** BEGIN TEXT TO READ **
Furthermore, the plate-shaped conductive terminals of the power connectors currently used in the industry are combined to the insulative body by integrating and are easily to encounter bad heat.
Therefore, in the light of the defects and inconvenience in the structure of conventional power connector above-mentioned, the inventor proposed a new power connector is required to properly optimize the structure, improve the electrical connection performance, and effectively improve heat dissipation, thereby resolving the problems in the conventional technology as mentioned above.

SUMMARY OF THE INVENTION

One objective of the present invention is to provide a power connector that is operable to improve the reliability of an electrical connection and heat dissipation.
Other objectives and advantages of the present invention are described in detail from the technical features disclosed in the present invention.
To attain the objectives, a solution provided by the present invention is: A power connector which comprises an insulative body, a first conductive terminal, a second conductive terminal, a third conductive terminal and a forth conductive terminal; the shape of the insulative body is an upright rectangle, the insulative body comprises a docking section disposed on the front and a mounting section disposed on the rear, the front surface of the docking section is perpendicular to the bottom surface of the mounting section; an inserting slot is formed in the front surface of the docking section of the insulative body, the inserting slot is extending inward to form an accommodating chamber, central of the accommodating chamber is disposed with a central plate protruding and upright;
each of the conductive terminal is provided with an upright base plate having a first side and a second side, a plate-shaped contact portion bent and extending forward from the first side of the base plate, and a plurality of tails extending downward from the second side of the base plate, wherein the first side of the base plate is perpendicular to the second side, the base plates of the conductive terminals are parallel and perpendicular to the mounting section of the insulative body, the plate-shaped contact portions are extended into the accommodating chamber of the insulative body, the tails are extended out of the bottom surface of the insulative body; wherein
the plate-shaped contact portion of the first conductive terminal is bent toward the second conductive terminal and then extending forward and the plate-shaped contact portion of the second conductive terminal is bent toward the first conductive terminal and then extending forward, and the plate-shaped contact portion of first conductive terminal and the plate-shaped contact portion of second conductive terminal are ranged straight in line up and down and form an upright contact plane jointly, and the plate-shaped contact portions of the first conductive terminal and second conductive terminal closely against the other side of the central plate; and
the plate-shaped contact portion of the third conductive terminal is bent toward the forth conductive terminal and then extending forward and the plate-shaped contact portion of the forth conductive terminal is bent toward the third conductive terminal and then extending forward, and the plate-shaped contact portion of third conductive terminal and the plate-shaped contact portion of forth conductive terminal are ranged straight in line up and down and form an upright contact plane jointly, and the plate-shaped contact portions of the third conductive terminal and forth conductive terminal closely against the other side of the central plate.
** END TEXT TO READ **
** BEGIN RECORD EXTRACTS **
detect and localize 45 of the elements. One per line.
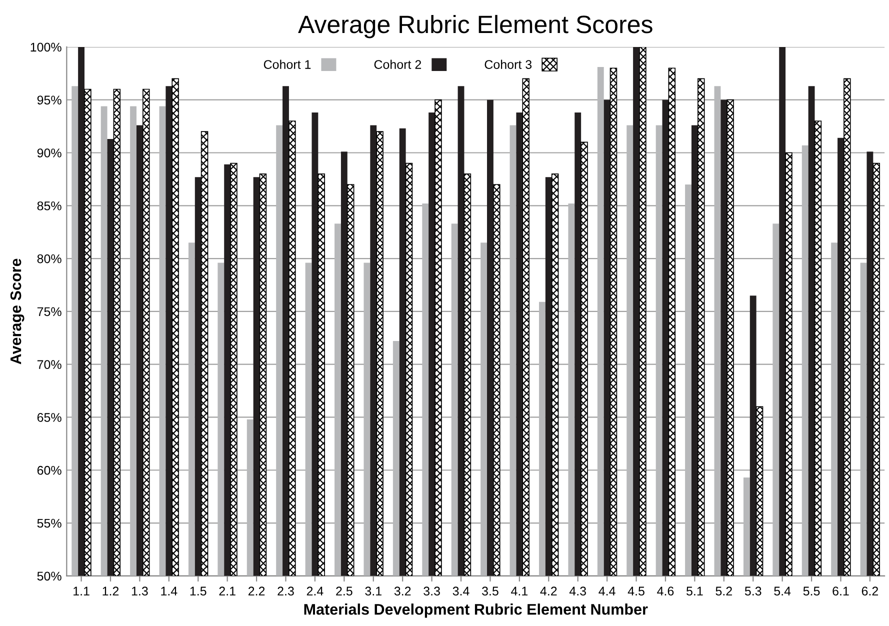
x-tick-label: 3.3: [424, 586, 440, 596]
legend-label: Cohort 2: [374, 60, 422, 69]
x-tick-label: 3.5: [482, 586, 498, 596]
x-tick-label: 1.3: [132, 586, 148, 596]
y-tick-label: 75%: [37, 307, 62, 316]
x-tick-label: 5.1: [686, 586, 703, 596]
x-tick-label: 4.5: [628, 586, 644, 596]
x-tick-label: 5.5: [803, 586, 820, 596]
x-tick-label: 5.4: [774, 586, 791, 596]
x-axis-title: Materials Development Rubric Element Number: [304, 604, 648, 618]
chart-title: Average Rubric Element Scores: [298, 14, 652, 38]
y-tick-label: 95%: [37, 96, 62, 104]
x-tick-label: 4.2: [540, 586, 557, 596]
x-tick-label: 6.2: [862, 586, 878, 596]
y-tick-label: 55%: [37, 518, 62, 528]
y-axis-title: Average Score: [10, 258, 24, 364]
legend-label: Cohort 3: [484, 60, 532, 69]
x-tick-label: 4.4: [598, 586, 616, 596]
x-tick-label: 3.4: [452, 586, 470, 596]
x-tick-label: 6.1: [832, 586, 849, 596]
x-tick-label: 2.1: [219, 586, 236, 596]
x-tick-label: 4.1: [511, 586, 528, 596]
x-tick-label: 1.4: [161, 586, 178, 596]
y-tick-label: 90%: [37, 148, 62, 158]
y-tick-label: 60%: [37, 466, 62, 475]
y-tick-label: 80%: [37, 254, 62, 264]
x-tick-label: 5.3: [744, 586, 762, 596]
legend-label: Cohort 1: [264, 60, 311, 69]
x-tick-label: 2.4: [306, 586, 324, 596]
x-tick-label: 3.2: [394, 586, 411, 596]
x-tick-label: 4.3: [569, 586, 586, 596]
x-tick-label: 2.5: [336, 586, 352, 596]
y-tick-label: 85%: [37, 201, 62, 210]
x-tick-label: 2.3: [278, 586, 294, 596]
x-tick-label: 1.2: [102, 586, 119, 596]
y-tick-label: 100%: [30, 42, 62, 52]
x-tick-label: 3.1: [365, 586, 382, 596]
x-tick-label: 1.5: [190, 586, 206, 596]
x-tick-label: 5.2: [716, 586, 732, 596]
x-tick-label: 4.6: [657, 586, 674, 596]
y-tick-label: 70%: [37, 360, 62, 369]
y-tick-label: 65%: [37, 413, 62, 422]
x-tick-label: 1.1: [74, 586, 90, 596]
y-tick-label: 50%: [37, 572, 62, 581]
x-tick-label: 2.2: [248, 586, 265, 596]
** END RECORD EXTRACTS **
EXERCISE INSTRUCTIONS
1. Reproduce the part of the power connector text that opens with the words containing "SUMMARY OF THE" and closes with "the present invention.".
2. Answer these questions from the power connector text:
(a) What shape is the insulative body?
(b) Where do the tails of the conductive terminals extend?
(c) What is the one objective the invention states?
3. Please extend the power connector text, picking up after its last sentence.

EXPECTED RESPONSES
1.
SUMMARY OF THE INVENTION

One objective of the present invention is to provide a power connector that is operable to improve the reliability of an electrical connection and heat dissipation.
Other objectives and advantages of the present invention are described in detail from the technical features disclosed in the present invention.

2.
(a) An upright rectangle.
(b) Out of the bottom surface of the insulative body.
(c) To provide a power connector that is operable to improve the reliability of an electrical connection and heat dissipation.

3.
In one embodiment of the present invention, a terminal-mounting space passing through the bottom surface and rear surface of mounting section, and a plurality of terminal accommodating passages connecting the terminal-mounting space and the accommodating chamber are defined in the mounting section of the insulative body, and the base plate of each of the conductive terminals is parallel fixed into the corresponding terminal accommodating passage.
In one embodiment of the present invention, the first conductive terminal and the forth conductive terminal are symmetrical in structure and the second conductive terminal and the third conductive terminal are symmetrical in structure.
In one embodiment of the present invention, the plate-shaped contact portion of the first conductive terminal is bent toward the second conductive terminal and extending forward from the upper half of the first side of the base plate of the first conductive terminal; and the plate-shaped contact portion of the second conductive terminal is bent toward the first conductive terminal and extending forward from the lower half of the first side of the base plate of the second conductive terminal.
In one embodiment of the present invention, the bending direction of the plate-shaped contact portion of the third conductive terminal is opposite to that of the plate-shaped contact portion of the second conductive terminal; the plate-shaped portion of the third conductive terminal is bent toward the forth conductive terminal and extending forward from the lower half of the first side of the base plate of the third conductive terminal.
In one embodiment of the present invention, the bending direction of the plate-shaped contact portion of the forth conductive terminal is opposite to that of the plate-shaped contact portion of the first conductive terminal; the plate-shaped portion of the forth conductive terminal is bent toward the third conductive terminal and extending forward from the upper half of the first side of the base plate of the forth conductive terminal.
In one embodiment of the present invention, the base plate of the first conductive terminal is disposed with a plurality of protrusions.
In one embodiment of the present invention, a positioning rod is formed on the bottom surface of the mounting section of the insulative body and is adjacent to the docking section.
In one embodiment of the present invention, an upright spacer is formed between neighboring accommodating passages.
Compared to conventional technologies, by dividing the plate-shaped contact portions of the four conductive terminals into two group and forming a two vertical contact planes that are respectively against the two sides of the central plate, the power connector according to the present invention defines an electrical structure that is complete and stable and is operable to improve the electrical connection performance of the power connector. Besides, as a terminal-mounting space is formed on the mounting section of the insulative body of the power connector, and the four conductive terminals are combined to the insulative body by assembling, accordingly, the heat dissipation of the power connector is effectively improved. Besides, the base plates of the conductive terminal according to the present invention can be secured in a way by both plastic cement and assistant protrusions, so that the structure stability of the power connector is ensured.

BRIEF DESCRIPTION OF THE DRAWINGS

FIG. 1 is a space diagram of the power connector according to the present invention.

FIG. 2 is a space diagram from another angle of the power connector according to the present invention.

FIG. 3 is a space diagram from a third angle of the power connector according to the present invention.

FIG. 4 is an exploded view of the power connector according to the present invention.

FIG. 5 is a schematic diagram of the conductive terminal of the power connector according to the present invention.

FIG. 6 is a schematic diagram of the insulative body of the power connector according to the present invention.

FIG. 7 is a schematic diagram from another angle of the insulative body of the power connector according to the present invention.

FIG. 8 is a cross-sectional view along A-A according to FIG. 1.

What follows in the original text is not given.